### Exercise description
Your task is to transcribe the entries below exactly, beginning with the line containing "Read the values" and ending with the final line, and to add nothing else.

### Information provided
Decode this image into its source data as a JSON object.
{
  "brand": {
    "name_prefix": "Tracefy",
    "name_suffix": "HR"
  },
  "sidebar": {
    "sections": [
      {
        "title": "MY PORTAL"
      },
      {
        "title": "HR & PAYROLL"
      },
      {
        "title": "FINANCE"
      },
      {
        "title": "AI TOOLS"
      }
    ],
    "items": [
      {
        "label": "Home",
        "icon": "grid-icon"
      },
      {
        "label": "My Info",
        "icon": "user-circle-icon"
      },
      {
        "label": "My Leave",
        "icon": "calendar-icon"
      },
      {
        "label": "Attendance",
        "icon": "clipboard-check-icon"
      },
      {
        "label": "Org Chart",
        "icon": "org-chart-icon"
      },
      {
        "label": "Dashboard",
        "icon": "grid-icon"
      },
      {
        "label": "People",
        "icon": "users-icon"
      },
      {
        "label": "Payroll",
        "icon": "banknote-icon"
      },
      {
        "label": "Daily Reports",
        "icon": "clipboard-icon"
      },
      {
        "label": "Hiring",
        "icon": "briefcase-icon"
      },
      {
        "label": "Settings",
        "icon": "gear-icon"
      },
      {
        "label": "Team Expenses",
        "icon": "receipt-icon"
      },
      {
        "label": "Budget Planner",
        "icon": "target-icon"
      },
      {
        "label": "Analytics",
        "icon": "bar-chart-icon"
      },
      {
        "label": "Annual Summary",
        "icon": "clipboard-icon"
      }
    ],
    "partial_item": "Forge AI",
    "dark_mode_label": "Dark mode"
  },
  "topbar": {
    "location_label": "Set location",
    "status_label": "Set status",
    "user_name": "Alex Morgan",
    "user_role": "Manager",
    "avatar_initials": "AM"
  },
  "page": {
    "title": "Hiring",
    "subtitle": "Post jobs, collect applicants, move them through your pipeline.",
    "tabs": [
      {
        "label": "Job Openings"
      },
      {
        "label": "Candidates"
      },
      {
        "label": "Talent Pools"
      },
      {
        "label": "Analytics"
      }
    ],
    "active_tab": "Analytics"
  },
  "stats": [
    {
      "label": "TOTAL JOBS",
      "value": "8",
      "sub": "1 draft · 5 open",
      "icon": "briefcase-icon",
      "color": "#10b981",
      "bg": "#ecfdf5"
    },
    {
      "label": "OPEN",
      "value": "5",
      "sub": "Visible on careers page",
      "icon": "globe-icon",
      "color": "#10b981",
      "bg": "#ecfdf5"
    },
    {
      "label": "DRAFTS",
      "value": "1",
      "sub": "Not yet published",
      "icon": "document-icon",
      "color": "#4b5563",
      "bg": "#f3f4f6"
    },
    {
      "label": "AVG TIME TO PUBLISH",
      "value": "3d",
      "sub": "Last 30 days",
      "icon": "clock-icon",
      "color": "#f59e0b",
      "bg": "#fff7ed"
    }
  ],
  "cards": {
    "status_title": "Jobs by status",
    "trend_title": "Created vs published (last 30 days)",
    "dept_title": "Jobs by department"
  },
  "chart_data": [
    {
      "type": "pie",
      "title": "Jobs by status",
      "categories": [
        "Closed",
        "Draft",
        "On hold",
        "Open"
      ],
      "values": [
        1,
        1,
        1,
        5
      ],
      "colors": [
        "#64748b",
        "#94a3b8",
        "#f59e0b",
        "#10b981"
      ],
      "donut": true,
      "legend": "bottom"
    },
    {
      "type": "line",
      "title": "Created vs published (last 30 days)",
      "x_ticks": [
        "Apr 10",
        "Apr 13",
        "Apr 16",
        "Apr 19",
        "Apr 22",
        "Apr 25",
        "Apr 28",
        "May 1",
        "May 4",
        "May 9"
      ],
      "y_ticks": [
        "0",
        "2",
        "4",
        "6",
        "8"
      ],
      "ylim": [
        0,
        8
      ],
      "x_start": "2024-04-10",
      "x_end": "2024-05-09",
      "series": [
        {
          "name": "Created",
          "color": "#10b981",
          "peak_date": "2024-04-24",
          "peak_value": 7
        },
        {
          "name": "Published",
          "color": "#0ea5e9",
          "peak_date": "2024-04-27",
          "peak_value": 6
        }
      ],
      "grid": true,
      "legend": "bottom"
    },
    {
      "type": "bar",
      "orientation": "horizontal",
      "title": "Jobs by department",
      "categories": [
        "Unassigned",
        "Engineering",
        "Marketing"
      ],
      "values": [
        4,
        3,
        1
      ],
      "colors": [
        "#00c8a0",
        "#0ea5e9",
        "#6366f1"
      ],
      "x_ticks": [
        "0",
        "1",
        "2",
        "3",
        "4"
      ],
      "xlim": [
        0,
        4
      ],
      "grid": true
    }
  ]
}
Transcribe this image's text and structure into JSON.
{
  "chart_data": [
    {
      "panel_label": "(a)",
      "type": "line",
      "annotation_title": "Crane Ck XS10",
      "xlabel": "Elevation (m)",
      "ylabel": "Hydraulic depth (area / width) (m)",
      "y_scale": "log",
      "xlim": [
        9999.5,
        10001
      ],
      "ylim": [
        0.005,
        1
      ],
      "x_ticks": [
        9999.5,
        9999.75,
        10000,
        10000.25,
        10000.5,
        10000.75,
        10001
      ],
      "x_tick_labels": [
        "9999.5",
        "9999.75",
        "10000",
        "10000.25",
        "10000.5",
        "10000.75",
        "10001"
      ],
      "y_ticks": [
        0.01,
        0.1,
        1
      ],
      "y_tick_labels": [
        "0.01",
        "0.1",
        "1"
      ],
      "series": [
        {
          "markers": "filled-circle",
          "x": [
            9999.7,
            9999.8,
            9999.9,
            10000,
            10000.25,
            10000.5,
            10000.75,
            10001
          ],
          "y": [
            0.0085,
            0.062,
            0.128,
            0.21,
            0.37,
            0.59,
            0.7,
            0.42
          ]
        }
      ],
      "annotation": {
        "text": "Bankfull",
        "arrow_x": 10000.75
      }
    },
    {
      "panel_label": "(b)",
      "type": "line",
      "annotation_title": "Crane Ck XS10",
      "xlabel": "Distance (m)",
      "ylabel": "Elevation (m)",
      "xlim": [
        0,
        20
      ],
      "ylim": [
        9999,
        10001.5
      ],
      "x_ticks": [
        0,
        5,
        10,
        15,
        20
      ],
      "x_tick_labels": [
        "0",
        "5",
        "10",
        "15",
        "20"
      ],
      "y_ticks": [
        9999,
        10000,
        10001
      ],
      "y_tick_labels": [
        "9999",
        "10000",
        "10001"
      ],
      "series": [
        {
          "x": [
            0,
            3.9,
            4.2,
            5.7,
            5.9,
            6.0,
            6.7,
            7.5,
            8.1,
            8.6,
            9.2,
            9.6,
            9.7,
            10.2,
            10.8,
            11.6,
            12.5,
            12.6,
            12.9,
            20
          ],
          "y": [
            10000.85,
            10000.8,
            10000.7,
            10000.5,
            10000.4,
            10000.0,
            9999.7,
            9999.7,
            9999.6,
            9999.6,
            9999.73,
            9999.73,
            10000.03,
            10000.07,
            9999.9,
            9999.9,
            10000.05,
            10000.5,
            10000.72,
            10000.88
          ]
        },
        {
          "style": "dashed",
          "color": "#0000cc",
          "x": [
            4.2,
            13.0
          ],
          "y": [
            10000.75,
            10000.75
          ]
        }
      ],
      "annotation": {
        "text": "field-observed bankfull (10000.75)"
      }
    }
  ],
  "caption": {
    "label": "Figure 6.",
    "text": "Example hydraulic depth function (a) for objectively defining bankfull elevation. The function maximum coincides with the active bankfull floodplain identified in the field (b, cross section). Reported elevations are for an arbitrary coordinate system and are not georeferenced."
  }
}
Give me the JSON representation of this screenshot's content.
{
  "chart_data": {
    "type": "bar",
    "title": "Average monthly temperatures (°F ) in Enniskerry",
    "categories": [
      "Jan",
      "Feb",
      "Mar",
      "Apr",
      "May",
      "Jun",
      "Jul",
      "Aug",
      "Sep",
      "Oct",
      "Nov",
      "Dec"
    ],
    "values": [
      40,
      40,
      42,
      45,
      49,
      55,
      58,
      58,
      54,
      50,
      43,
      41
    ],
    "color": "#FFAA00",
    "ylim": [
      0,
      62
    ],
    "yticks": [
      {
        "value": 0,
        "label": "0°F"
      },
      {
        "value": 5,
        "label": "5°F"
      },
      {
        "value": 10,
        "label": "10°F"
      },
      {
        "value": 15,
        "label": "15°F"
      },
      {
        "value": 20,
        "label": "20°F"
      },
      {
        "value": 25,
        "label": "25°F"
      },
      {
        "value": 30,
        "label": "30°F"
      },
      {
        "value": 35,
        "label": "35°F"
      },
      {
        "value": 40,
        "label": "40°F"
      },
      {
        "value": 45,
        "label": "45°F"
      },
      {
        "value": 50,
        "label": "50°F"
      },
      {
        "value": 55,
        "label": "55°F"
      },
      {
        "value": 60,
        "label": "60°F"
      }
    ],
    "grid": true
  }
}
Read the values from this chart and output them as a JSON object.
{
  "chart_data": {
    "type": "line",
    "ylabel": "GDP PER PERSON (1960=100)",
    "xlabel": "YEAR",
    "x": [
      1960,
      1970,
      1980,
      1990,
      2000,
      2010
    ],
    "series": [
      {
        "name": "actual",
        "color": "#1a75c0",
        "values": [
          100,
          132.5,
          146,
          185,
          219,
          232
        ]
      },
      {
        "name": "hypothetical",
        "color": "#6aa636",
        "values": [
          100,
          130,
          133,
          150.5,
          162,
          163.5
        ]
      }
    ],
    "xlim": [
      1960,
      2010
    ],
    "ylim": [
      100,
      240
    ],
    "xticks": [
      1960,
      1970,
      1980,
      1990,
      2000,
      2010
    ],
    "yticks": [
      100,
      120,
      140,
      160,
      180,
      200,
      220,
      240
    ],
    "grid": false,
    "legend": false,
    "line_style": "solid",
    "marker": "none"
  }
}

### Output of the exercise
Read the values from this chart and output them as a JSON object.
{
  "chart_data": {
    "type": "line",
    "ylabel": "GDP PER PERSON (1960=100)",
    "xlabel": "YEAR",
    "x": [
      1960,
      1970,
      1980,
      1990,
      2000,
      2010
    ],
    "series": [
      {
        "name": "actual",
        "color": "#1a75c0",
        "values": [
          100,
          132.5,
          146,
          185,
          219,
          232
        ]
      },
      {
        "name": "hypothetical",
        "color": "#6aa636",
        "values": [
          100,
          130,
          133,
          150.5,
          162,
          163.5
        ]
      }
    ],
    "xlim": [
      1960,
      2010
    ],
    "ylim": [
      100,
      240
    ],
    "xticks": [
      1960,
      1970,
      1980,
      1990,
      2000,
      2010
    ],
    "yticks": [
      100,
      120,
      140,
      160,
      180,
      200,
      220,
      240
    ],
    "grid": false,
    "legend": false,
    "line_style": "solid",
    "marker": "none"
  }
}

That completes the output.